Data shown
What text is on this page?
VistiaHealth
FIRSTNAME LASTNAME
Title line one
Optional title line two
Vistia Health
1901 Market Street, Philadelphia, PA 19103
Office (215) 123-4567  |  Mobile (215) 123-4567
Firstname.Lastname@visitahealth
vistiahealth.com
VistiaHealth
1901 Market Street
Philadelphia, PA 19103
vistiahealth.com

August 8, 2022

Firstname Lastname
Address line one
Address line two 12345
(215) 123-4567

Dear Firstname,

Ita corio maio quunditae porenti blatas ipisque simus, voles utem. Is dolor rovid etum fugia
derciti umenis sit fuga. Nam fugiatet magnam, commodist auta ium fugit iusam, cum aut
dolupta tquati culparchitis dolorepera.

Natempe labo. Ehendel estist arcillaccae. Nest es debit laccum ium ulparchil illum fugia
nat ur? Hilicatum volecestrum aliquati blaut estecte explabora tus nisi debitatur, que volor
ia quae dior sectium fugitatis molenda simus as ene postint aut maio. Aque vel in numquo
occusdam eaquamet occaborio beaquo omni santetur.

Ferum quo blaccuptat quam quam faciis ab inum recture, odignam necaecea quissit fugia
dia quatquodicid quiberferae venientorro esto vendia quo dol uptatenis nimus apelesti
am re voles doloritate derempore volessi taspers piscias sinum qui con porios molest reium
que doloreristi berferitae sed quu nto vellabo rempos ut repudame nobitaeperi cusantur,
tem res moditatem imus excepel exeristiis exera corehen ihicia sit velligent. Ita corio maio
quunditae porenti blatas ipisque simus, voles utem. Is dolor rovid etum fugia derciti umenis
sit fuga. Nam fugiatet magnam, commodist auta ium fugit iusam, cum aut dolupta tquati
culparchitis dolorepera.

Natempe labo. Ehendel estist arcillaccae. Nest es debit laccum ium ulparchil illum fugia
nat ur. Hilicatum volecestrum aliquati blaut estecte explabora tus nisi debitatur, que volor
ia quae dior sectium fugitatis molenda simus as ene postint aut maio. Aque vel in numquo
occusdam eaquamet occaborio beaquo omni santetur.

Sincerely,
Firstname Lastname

Requirement
Look through the listing and extract every line with "Address" in it.

Exercise solution
Address line one
Address line two 12345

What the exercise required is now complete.